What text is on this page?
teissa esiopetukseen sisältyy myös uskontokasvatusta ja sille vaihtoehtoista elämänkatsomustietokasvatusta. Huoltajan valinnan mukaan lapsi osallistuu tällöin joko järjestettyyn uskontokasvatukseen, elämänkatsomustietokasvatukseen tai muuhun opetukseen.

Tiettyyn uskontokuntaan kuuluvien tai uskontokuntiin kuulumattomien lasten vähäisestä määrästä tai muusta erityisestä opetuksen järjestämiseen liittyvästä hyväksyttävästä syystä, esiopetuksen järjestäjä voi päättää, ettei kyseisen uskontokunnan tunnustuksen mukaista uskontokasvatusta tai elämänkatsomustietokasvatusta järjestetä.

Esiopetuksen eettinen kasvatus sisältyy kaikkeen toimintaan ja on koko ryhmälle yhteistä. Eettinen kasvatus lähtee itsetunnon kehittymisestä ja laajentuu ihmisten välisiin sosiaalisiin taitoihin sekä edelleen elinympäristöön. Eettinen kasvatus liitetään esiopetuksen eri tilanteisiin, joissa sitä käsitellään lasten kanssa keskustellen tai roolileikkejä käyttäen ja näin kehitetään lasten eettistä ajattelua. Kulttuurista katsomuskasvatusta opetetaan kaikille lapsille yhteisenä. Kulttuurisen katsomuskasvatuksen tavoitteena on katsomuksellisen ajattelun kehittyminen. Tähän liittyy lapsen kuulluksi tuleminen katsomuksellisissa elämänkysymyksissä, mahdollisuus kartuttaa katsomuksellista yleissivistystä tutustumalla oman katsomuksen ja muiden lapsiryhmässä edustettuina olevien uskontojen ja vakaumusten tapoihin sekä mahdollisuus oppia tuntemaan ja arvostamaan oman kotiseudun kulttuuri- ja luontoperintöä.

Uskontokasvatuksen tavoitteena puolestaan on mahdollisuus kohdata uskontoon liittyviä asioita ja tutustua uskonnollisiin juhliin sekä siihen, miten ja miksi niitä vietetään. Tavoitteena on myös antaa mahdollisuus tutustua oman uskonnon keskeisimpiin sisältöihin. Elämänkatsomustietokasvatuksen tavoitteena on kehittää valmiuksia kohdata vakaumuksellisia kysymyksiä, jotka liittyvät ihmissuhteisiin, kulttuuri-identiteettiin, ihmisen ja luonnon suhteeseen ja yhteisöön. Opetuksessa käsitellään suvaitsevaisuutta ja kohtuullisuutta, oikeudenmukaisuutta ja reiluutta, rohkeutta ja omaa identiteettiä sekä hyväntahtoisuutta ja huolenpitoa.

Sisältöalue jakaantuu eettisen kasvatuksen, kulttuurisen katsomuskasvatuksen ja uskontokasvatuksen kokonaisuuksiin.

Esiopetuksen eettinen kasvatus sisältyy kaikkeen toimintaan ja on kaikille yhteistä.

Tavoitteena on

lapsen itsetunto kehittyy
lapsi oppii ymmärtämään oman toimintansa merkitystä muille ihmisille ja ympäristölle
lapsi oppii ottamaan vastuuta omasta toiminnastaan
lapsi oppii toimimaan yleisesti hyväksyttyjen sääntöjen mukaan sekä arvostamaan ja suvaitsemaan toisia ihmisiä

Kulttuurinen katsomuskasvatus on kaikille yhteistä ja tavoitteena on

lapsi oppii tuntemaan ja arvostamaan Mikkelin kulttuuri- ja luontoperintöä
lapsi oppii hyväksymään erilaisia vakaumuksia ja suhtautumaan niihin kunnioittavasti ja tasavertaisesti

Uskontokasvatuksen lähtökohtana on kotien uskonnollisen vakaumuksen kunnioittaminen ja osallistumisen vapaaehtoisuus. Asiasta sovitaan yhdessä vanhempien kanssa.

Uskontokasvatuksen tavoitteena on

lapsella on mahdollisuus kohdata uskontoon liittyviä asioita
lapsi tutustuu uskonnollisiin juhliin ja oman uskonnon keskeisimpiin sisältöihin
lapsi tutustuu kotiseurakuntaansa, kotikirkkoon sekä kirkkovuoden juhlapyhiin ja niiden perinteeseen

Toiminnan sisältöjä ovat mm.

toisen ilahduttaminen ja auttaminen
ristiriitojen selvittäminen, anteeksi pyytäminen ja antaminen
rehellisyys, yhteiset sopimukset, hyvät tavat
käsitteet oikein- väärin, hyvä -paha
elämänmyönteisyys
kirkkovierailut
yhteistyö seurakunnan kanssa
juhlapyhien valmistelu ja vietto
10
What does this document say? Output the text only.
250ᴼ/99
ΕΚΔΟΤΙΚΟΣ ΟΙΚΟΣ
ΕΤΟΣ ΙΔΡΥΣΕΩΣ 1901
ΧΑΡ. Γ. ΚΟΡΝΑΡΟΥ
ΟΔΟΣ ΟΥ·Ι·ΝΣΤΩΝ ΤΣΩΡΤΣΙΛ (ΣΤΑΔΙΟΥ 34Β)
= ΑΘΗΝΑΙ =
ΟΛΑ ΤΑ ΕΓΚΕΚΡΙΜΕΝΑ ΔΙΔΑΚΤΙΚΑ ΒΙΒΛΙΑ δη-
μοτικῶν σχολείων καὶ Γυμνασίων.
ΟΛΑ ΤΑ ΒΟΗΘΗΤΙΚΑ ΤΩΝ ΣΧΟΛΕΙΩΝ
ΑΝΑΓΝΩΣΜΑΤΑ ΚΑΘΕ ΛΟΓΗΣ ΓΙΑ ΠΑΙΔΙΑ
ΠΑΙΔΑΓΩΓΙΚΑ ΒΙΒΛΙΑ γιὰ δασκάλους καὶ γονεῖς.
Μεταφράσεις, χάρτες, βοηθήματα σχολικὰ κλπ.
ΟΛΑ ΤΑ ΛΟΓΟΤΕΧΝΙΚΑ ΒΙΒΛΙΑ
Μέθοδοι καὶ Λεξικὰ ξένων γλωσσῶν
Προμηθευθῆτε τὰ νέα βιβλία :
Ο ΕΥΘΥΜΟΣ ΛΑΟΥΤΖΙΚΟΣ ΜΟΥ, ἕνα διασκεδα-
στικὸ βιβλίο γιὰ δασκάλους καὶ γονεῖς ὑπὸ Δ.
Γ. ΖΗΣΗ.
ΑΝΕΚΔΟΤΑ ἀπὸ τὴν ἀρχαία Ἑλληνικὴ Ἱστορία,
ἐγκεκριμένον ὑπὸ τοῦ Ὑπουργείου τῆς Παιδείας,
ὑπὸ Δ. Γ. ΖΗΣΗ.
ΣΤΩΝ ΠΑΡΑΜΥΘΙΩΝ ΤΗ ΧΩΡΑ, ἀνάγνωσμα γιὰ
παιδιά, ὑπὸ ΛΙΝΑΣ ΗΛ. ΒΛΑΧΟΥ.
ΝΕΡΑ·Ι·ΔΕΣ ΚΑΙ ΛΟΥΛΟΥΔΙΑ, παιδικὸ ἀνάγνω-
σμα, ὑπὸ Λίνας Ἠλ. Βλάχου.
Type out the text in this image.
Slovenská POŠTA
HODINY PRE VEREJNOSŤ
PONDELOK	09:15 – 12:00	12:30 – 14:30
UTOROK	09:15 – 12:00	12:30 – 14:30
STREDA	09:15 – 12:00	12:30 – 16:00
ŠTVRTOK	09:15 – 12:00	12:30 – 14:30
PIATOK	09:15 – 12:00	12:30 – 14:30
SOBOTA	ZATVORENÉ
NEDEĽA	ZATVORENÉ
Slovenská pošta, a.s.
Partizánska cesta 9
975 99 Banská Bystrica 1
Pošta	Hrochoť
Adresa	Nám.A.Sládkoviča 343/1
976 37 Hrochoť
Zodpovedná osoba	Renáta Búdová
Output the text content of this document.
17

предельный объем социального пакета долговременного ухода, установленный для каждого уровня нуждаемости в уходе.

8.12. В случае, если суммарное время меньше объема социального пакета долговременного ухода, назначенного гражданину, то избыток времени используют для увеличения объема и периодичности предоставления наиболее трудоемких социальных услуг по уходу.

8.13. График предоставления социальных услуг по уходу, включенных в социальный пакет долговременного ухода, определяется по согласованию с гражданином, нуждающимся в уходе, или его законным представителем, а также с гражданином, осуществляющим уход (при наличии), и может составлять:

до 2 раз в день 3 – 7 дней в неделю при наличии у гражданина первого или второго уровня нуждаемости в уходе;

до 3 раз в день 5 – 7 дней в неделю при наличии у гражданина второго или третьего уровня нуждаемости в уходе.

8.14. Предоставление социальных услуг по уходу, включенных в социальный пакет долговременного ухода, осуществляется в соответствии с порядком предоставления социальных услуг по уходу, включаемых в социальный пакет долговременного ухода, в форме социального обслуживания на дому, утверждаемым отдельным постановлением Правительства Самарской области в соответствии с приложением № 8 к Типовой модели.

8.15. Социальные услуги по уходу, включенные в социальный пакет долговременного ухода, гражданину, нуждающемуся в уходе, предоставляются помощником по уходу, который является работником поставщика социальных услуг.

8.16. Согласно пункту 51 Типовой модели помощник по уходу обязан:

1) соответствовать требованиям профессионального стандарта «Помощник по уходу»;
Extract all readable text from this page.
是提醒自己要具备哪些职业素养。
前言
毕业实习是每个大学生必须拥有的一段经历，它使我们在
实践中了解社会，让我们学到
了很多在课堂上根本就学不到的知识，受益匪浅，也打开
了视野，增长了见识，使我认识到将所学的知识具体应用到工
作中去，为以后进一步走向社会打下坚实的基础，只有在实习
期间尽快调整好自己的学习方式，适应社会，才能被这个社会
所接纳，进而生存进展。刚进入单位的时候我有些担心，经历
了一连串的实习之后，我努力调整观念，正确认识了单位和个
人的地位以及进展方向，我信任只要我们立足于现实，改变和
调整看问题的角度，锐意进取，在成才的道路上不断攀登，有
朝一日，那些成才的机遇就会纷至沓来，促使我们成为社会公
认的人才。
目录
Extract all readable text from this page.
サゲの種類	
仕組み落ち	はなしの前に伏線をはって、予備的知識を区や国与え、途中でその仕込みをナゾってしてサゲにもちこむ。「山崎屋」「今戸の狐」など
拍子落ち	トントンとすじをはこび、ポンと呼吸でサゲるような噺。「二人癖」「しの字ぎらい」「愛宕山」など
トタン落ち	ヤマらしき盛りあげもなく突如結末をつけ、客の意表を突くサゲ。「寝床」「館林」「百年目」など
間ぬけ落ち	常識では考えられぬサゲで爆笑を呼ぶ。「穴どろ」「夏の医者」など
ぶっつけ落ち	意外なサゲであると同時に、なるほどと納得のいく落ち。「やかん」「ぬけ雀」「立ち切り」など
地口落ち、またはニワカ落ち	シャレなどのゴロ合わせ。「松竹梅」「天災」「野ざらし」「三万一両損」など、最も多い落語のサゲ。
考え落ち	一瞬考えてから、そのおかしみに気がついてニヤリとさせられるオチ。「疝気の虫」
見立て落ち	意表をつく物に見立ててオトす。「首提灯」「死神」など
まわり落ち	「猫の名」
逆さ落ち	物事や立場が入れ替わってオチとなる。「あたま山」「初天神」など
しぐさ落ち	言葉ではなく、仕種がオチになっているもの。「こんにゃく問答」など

::::

### Exercise
Filter the listing above for the string "uskonnon" and copy every matching line.

### Solution to the problem
Uskontokasvatuksen tavoitteena puolestaan on mahdollisuus kohdata uskontoon liittyviä asioita ja tutustua uskonnollisiin juhliin sekä siihen, miten ja miksi niitä vietetään. Tavoitteena on myös antaa mahdollisuus tutustua oman uskonnon keskeisimpiin sisältöihin. Elämänkatsomustietokasvatuksen tavoitteena on kehittää valmiuksia kohdata vakaumuksellisia kysymyksiä, jotka liittyvät ihmissuhteisiin, kulttuuri-identiteettiin, ihmisen ja luonnon suhteeseen ja yhteisöön. Opetuksessa käsitellään suvaitsevaisuutta ja kohtuullisuutta, oikeudenmukaisuutta ja reiluutta, rohkeutta ja omaa identiteettiä sekä hyväntahtoisuutta ja huolenpitoa.
lapsi tutustuu uskonnollisiin juhliin ja oman uskonnon keskeisimpiin sisältöihin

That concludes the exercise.